▶ _EXERCISE DETAILS_: Filter this data down to the lines that hold "promo", and copy them.

——————————

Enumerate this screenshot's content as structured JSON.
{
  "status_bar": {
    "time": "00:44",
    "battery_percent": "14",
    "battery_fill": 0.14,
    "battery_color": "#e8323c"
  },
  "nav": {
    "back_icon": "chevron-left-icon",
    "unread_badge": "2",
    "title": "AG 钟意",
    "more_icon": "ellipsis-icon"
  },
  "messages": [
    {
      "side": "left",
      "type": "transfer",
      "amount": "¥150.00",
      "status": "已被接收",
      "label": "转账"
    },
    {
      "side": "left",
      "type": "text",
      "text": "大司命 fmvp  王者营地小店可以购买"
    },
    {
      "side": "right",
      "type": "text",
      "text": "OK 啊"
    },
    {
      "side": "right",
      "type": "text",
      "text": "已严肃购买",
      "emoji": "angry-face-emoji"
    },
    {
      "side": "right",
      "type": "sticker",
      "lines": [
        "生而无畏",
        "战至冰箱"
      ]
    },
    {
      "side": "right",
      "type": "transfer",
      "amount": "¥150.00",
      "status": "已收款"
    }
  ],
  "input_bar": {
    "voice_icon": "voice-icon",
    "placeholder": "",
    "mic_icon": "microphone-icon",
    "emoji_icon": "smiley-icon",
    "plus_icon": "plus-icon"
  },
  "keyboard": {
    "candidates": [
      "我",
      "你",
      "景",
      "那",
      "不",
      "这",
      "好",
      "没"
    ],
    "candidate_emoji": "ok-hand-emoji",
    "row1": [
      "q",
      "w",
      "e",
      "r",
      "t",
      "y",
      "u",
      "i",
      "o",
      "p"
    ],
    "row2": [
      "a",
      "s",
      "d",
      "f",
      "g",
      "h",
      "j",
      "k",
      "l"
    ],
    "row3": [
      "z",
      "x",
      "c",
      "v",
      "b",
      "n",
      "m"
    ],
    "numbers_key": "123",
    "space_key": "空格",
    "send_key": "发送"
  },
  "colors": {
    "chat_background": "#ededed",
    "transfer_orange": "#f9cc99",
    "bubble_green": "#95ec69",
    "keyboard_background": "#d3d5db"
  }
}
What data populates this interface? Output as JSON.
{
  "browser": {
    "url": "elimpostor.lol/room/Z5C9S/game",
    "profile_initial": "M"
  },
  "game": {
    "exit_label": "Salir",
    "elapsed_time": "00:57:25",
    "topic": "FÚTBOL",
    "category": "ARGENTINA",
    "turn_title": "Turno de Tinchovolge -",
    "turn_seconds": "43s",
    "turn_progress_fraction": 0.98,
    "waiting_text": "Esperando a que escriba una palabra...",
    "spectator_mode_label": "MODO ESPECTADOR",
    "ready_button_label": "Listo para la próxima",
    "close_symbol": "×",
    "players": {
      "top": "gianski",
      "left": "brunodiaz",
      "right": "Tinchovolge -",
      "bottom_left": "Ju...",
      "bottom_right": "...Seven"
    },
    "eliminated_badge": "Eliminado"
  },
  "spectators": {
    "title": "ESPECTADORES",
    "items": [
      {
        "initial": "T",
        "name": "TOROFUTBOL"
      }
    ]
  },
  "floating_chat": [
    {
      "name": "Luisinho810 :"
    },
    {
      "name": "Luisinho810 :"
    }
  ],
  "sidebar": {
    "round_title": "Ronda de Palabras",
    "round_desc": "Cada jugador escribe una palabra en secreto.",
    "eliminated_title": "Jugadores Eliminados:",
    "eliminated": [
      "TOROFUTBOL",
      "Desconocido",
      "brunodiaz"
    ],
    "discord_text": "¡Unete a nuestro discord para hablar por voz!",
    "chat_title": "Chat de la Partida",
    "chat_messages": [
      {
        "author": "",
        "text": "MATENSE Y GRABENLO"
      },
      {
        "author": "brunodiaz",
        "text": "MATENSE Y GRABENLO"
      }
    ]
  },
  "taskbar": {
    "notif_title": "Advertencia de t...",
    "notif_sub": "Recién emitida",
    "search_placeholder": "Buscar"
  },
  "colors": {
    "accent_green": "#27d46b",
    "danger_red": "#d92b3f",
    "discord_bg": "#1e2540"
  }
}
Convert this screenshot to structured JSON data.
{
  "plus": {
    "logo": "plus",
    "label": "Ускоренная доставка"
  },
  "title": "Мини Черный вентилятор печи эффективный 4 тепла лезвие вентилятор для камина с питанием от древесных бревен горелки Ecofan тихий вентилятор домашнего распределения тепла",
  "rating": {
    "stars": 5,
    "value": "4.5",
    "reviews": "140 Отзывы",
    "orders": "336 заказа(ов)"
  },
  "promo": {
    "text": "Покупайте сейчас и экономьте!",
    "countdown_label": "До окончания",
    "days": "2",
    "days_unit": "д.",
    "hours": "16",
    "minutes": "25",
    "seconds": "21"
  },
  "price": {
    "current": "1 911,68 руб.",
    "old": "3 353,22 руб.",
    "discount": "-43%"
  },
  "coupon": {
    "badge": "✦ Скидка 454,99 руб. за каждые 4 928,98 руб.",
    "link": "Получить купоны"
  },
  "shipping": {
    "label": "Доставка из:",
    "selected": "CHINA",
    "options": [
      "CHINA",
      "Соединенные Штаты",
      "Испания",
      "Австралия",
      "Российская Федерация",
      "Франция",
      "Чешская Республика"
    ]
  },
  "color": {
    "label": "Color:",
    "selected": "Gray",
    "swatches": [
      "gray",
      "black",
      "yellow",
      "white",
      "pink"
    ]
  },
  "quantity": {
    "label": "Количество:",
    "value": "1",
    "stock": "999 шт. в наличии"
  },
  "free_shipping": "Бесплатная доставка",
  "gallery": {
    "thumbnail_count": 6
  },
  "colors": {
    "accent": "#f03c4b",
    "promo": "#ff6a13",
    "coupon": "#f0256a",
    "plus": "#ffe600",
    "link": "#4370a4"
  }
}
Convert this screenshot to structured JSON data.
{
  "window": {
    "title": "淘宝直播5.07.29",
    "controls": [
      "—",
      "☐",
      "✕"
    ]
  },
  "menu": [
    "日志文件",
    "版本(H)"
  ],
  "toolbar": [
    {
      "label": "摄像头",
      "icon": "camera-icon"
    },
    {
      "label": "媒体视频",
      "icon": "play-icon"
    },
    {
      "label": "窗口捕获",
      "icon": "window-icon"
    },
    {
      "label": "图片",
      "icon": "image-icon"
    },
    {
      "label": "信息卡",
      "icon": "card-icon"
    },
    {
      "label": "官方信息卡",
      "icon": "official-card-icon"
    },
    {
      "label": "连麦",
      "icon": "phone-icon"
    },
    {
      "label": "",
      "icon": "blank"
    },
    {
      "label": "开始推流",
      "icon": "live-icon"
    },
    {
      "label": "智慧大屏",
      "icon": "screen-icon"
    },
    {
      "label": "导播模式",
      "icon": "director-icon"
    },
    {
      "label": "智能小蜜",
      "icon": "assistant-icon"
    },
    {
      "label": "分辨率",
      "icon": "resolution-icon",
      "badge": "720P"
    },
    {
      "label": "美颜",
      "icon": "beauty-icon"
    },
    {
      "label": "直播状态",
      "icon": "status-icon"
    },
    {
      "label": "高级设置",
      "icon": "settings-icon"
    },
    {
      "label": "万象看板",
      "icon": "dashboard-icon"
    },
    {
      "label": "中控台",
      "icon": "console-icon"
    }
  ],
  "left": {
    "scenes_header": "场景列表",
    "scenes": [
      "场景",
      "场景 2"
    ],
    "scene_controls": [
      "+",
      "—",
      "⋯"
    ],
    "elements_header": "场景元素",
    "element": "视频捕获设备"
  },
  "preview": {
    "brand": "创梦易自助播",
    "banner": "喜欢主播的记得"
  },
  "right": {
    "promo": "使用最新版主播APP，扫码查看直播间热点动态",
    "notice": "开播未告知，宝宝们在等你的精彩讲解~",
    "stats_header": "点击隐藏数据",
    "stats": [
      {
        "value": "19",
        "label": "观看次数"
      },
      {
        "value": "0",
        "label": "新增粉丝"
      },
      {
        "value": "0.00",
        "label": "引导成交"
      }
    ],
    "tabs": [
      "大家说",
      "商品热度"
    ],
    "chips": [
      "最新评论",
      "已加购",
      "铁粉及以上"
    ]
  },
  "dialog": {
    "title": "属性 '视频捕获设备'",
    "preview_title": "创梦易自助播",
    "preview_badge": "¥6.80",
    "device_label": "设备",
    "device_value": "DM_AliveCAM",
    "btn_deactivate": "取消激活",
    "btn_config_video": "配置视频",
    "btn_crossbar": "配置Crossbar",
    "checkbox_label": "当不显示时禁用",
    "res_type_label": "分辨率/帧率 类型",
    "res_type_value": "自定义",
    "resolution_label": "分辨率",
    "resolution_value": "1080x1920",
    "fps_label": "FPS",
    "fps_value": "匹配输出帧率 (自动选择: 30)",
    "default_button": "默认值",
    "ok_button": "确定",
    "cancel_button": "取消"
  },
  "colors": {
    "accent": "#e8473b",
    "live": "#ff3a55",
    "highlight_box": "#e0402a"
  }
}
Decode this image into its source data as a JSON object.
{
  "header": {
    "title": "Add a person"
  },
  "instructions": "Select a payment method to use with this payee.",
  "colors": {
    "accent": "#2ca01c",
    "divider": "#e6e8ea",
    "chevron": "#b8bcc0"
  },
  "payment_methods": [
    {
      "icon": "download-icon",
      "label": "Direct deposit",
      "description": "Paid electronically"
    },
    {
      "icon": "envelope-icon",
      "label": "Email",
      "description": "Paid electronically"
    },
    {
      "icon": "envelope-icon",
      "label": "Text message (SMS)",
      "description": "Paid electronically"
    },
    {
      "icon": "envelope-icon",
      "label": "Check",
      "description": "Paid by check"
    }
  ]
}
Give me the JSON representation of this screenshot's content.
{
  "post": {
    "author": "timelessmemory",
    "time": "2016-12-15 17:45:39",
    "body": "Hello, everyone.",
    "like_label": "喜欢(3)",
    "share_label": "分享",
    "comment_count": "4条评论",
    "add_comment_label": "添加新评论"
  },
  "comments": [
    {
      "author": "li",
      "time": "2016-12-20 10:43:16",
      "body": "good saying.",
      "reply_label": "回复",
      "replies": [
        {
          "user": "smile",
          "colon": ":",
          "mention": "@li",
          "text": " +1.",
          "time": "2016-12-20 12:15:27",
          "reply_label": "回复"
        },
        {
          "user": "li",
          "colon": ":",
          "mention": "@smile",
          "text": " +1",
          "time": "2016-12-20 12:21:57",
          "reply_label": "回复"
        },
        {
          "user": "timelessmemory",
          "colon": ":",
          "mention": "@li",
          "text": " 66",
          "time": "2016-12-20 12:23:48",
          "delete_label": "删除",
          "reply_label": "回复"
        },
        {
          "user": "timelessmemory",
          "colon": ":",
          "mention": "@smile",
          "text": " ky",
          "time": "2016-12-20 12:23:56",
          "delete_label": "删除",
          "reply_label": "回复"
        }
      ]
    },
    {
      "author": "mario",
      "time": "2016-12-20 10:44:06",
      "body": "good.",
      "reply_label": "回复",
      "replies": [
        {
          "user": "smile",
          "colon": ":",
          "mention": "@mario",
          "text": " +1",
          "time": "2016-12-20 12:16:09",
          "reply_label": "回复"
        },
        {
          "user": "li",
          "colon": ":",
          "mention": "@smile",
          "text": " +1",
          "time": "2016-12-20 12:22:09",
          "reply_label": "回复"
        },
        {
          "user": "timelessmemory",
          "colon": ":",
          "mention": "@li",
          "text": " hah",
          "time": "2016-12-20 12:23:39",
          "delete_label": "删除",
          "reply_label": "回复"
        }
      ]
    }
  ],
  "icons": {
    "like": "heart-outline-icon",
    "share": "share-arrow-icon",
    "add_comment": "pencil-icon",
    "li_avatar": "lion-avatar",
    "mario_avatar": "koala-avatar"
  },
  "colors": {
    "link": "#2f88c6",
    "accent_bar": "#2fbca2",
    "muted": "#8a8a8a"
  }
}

——————————

▶ _FINAL RESULT_:
  "promo": {
    "promo": "#ff6a13",
    "promo": "使用最新版主播APP，扫码查看直播间热点动态",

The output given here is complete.